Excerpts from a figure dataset
------------------------------------------------

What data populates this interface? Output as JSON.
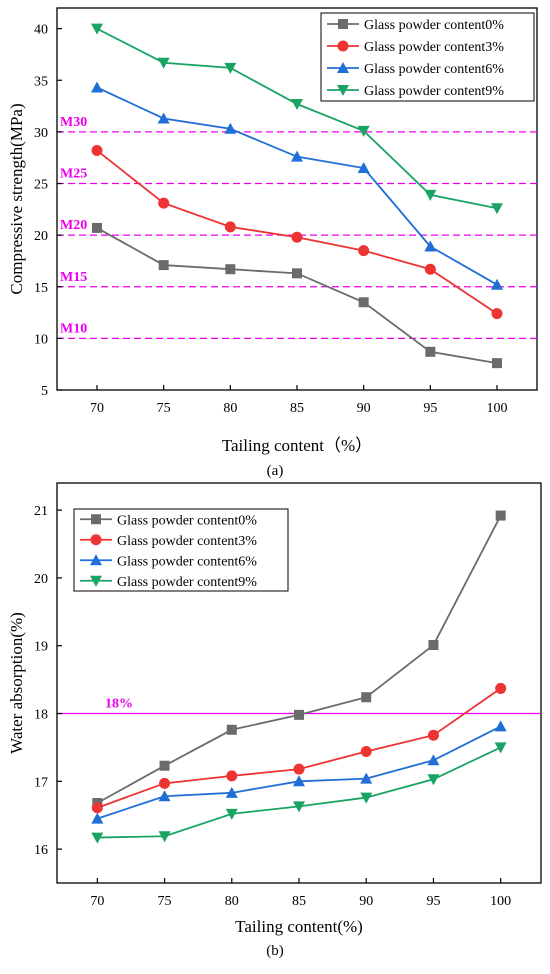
{
  "chart_data": [
    {
      "type": "line",
      "panel_label": "(a)",
      "xlabel": "Tailing content（%）",
      "ylabel": "Compressive strength(MPa)",
      "x": [
        70,
        75,
        80,
        85,
        90,
        95,
        100
      ],
      "xlim": [
        67,
        103
      ],
      "ylim": [
        5,
        42
      ],
      "yticks": [
        5,
        10,
        15,
        20,
        25,
        30,
        35,
        40
      ],
      "legend_position": "top-right",
      "series": [
        {
          "name": "Glass powder content0%",
          "color": "#6b6b6b",
          "marker": "square",
          "values": [
            20.7,
            17.1,
            16.7,
            16.3,
            13.5,
            8.7,
            7.6
          ]
        },
        {
          "name": "Glass powder content3%",
          "color": "#ee3333",
          "marker": "circle",
          "values": [
            28.2,
            23.1,
            20.8,
            19.8,
            18.5,
            16.7,
            12.4
          ]
        },
        {
          "name": "Glass powder content6%",
          "color": "#1f6fd6",
          "marker": "triangle-up",
          "values": [
            34.3,
            31.3,
            30.3,
            27.6,
            26.5,
            18.9,
            15.2
          ]
        },
        {
          "name": "Glass powder content9%",
          "color": "#19a463",
          "marker": "triangle-down",
          "values": [
            40.0,
            36.7,
            36.2,
            32.7,
            30.1,
            23.9,
            22.6
          ]
        }
      ],
      "reference_lines": [
        {
          "label": "M30",
          "value": 30,
          "color": "#ee00ee"
        },
        {
          "label": "M25",
          "value": 25,
          "color": "#ee00ee"
        },
        {
          "label": "M20",
          "value": 20,
          "color": "#ee00ee"
        },
        {
          "label": "M15",
          "value": 15,
          "color": "#ee00ee"
        },
        {
          "label": "M10",
          "value": 10,
          "color": "#ee00ee"
        }
      ]
    },
    {
      "type": "line",
      "panel_label": "(b)",
      "xlabel": "Tailing content(%)",
      "ylabel": "Water absorption(%)",
      "x": [
        70,
        75,
        80,
        85,
        90,
        95,
        100
      ],
      "xlim": [
        67,
        103
      ],
      "ylim": [
        15.5,
        21.4
      ],
      "yticks": [
        16,
        17,
        18,
        19,
        20,
        21
      ],
      "legend_position": "top-left",
      "series": [
        {
          "name": "Glass powder content0%",
          "color": "#6b6b6b",
          "marker": "square",
          "values": [
            16.68,
            17.23,
            17.76,
            17.98,
            18.24,
            19.01,
            20.92
          ]
        },
        {
          "name": "Glass powder content3%",
          "color": "#ee3333",
          "marker": "circle",
          "values": [
            16.61,
            16.97,
            17.08,
            17.18,
            17.44,
            17.68,
            18.37
          ]
        },
        {
          "name": "Glass powder content6%",
          "color": "#1f6fd6",
          "marker": "triangle-up",
          "values": [
            16.45,
            16.78,
            16.83,
            17.0,
            17.04,
            17.31,
            17.81
          ]
        },
        {
          "name": "Glass powder content9%",
          "color": "#19a463",
          "marker": "triangle-down",
          "values": [
            16.17,
            16.19,
            16.52,
            16.63,
            16.76,
            17.03,
            17.5
          ]
        }
      ],
      "reference_lines": [
        {
          "label": "18%",
          "value": 18,
          "color": "#ee00ee"
        }
      ]
    }
  ]
}
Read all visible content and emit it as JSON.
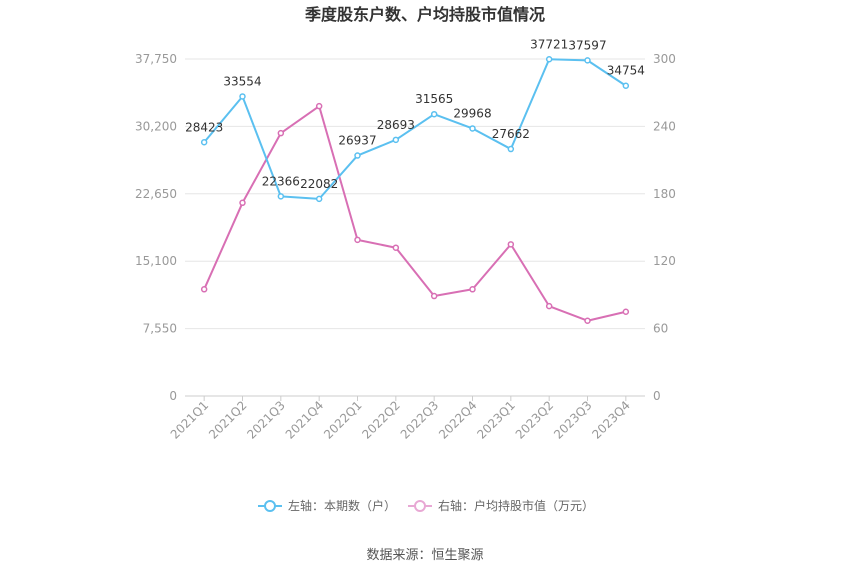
{
  "chart_data": {
    "type": "line",
    "title": "季度股东户数、户均持股市值情况",
    "categories": [
      "2021Q1",
      "2021Q2",
      "2021Q3",
      "2021Q4",
      "2022Q1",
      "2022Q2",
      "2022Q3",
      "2022Q4",
      "2023Q1",
      "2023Q2",
      "2023Q3",
      "2023Q4"
    ],
    "left_axis": {
      "ticks": [
        "0",
        "7,550",
        "15,100",
        "22,650",
        "30,200",
        "37,750"
      ],
      "ylim": [
        0,
        37750
      ]
    },
    "right_axis": {
      "ticks": [
        "0",
        "60",
        "120",
        "180",
        "240",
        "300"
      ],
      "ylim": [
        0,
        300
      ]
    },
    "series": [
      {
        "name": "左轴：本期数（户）",
        "axis": "left",
        "color": "#5bc0f0",
        "values": [
          28423,
          33554,
          22366,
          22082,
          26937,
          28693,
          31565,
          29968,
          27662,
          37721,
          37597,
          34754
        ],
        "labels": [
          "28423",
          "33554",
          "22366",
          "22082",
          "26937",
          "28693",
          "31565",
          "29968",
          "27662",
          "37721",
          "37597",
          "34754"
        ]
      },
      {
        "name": "右轴：户均持股市值（万元）",
        "axis": "right",
        "color": "#d86fb4",
        "values": [
          95,
          172,
          234,
          258,
          139,
          132,
          89,
          95,
          135,
          80,
          67,
          75
        ]
      }
    ],
    "grid": true,
    "legend_position": "bottom"
  },
  "source": "数据来源：恒生聚源"
}
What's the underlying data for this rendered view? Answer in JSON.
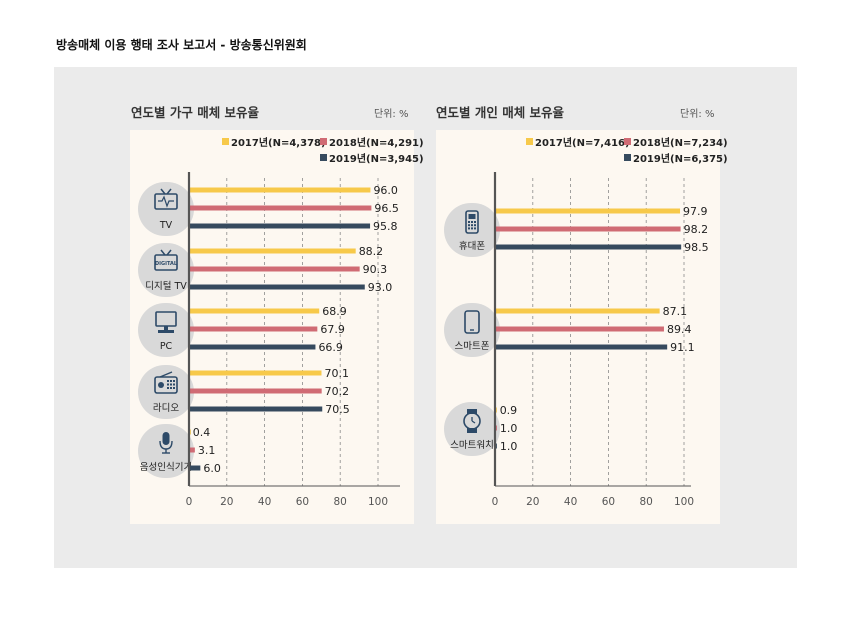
{
  "header": {
    "title": "방송매체 이용 행태 조사 보고서 - 방송통신위원회"
  },
  "colors": {
    "2017": "#f7c94a",
    "2018": "#d06b74",
    "2019": "#364a5e",
    "icon": "#2d4a68",
    "icon_bg": "#d9d9d9",
    "plot_bg": "#fdf8f1"
  },
  "chart_data": [
    {
      "type": "bar",
      "orientation": "horizontal",
      "title": "연도별 가구 매체 보유율",
      "unit": "단위: %",
      "categories": [
        "TV",
        "디지털 TV",
        "PC",
        "라디오",
        "음성인식기기"
      ],
      "icons": [
        "tv-icon",
        "digital-tv-icon",
        "pc-icon",
        "radio-icon",
        "microphone-icon"
      ],
      "icon_texts": [
        "",
        "DIGITAL",
        "",
        "",
        ""
      ],
      "series": [
        {
          "name": "2017년(N=4,378)",
          "color": "#f7c94a",
          "values": [
            96.0,
            88.2,
            68.9,
            70.1,
            0.4
          ],
          "labels": [
            "96.0",
            "88.2",
            "68.9",
            "70.1",
            "0.4"
          ]
        },
        {
          "name": "2018년(N=4,291)",
          "color": "#d06b74",
          "values": [
            96.5,
            90.3,
            67.9,
            70.2,
            3.1
          ],
          "labels": [
            "96.5",
            "90.3",
            "67.9",
            "70.2",
            "3.1"
          ]
        },
        {
          "name": "2019년(N=3,945)",
          "color": "#364a5e",
          "values": [
            95.8,
            93.0,
            66.9,
            70.5,
            6.0
          ],
          "labels": [
            "95.8",
            "93.0",
            "66.9",
            "70.5",
            "6.0"
          ]
        }
      ],
      "xlim": [
        0,
        100
      ],
      "xticks": [
        "0",
        "20",
        "40",
        "60",
        "80",
        "100"
      ],
      "grid": true,
      "legend": "top-right"
    },
    {
      "type": "bar",
      "orientation": "horizontal",
      "title": "연도별 개인 매체 보유율",
      "unit": "단위: %",
      "categories": [
        "휴대폰",
        "스마트폰",
        "스마트워치"
      ],
      "icons": [
        "mobile-phone-icon",
        "smartphone-icon",
        "smartwatch-icon"
      ],
      "icon_texts": [
        "",
        "",
        ""
      ],
      "series": [
        {
          "name": "2017년(N=7,416)",
          "color": "#f7c94a",
          "values": [
            97.9,
            87.1,
            0.9
          ],
          "labels": [
            "97.9",
            "87.1",
            "0.9"
          ]
        },
        {
          "name": "2018년(N=7,234)",
          "color": "#d06b74",
          "values": [
            98.2,
            89.4,
            1.0
          ],
          "labels": [
            "98.2",
            "89.4",
            "1.0"
          ]
        },
        {
          "name": "2019년(N=6,375)",
          "color": "#364a5e",
          "values": [
            98.5,
            91.1,
            1.0
          ],
          "labels": [
            "98.5",
            "91.1",
            "1.0"
          ]
        }
      ],
      "xlim": [
        0,
        100
      ],
      "xticks": [
        "0",
        "20",
        "40",
        "60",
        "80",
        "100"
      ],
      "grid": true,
      "legend": "top-right"
    }
  ]
}
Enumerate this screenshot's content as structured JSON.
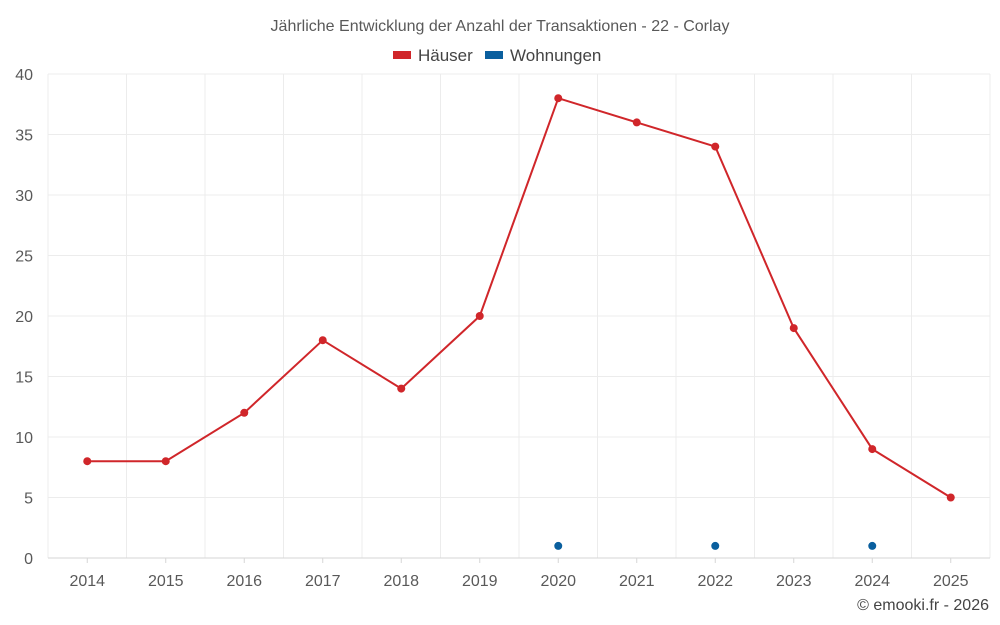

------------------------------------------------

Set problem:
Write out each line of the data that holds the string "title".

Task solution:
    "title": "季度股东户数、户均持股市值情况",
    "title": "방송매체 이용 행태 조사 보고서 - 방송통신위원회"
      "title": "연도별 가구 매체 보유율",
      "title": "연도별 개인 매체 보유율",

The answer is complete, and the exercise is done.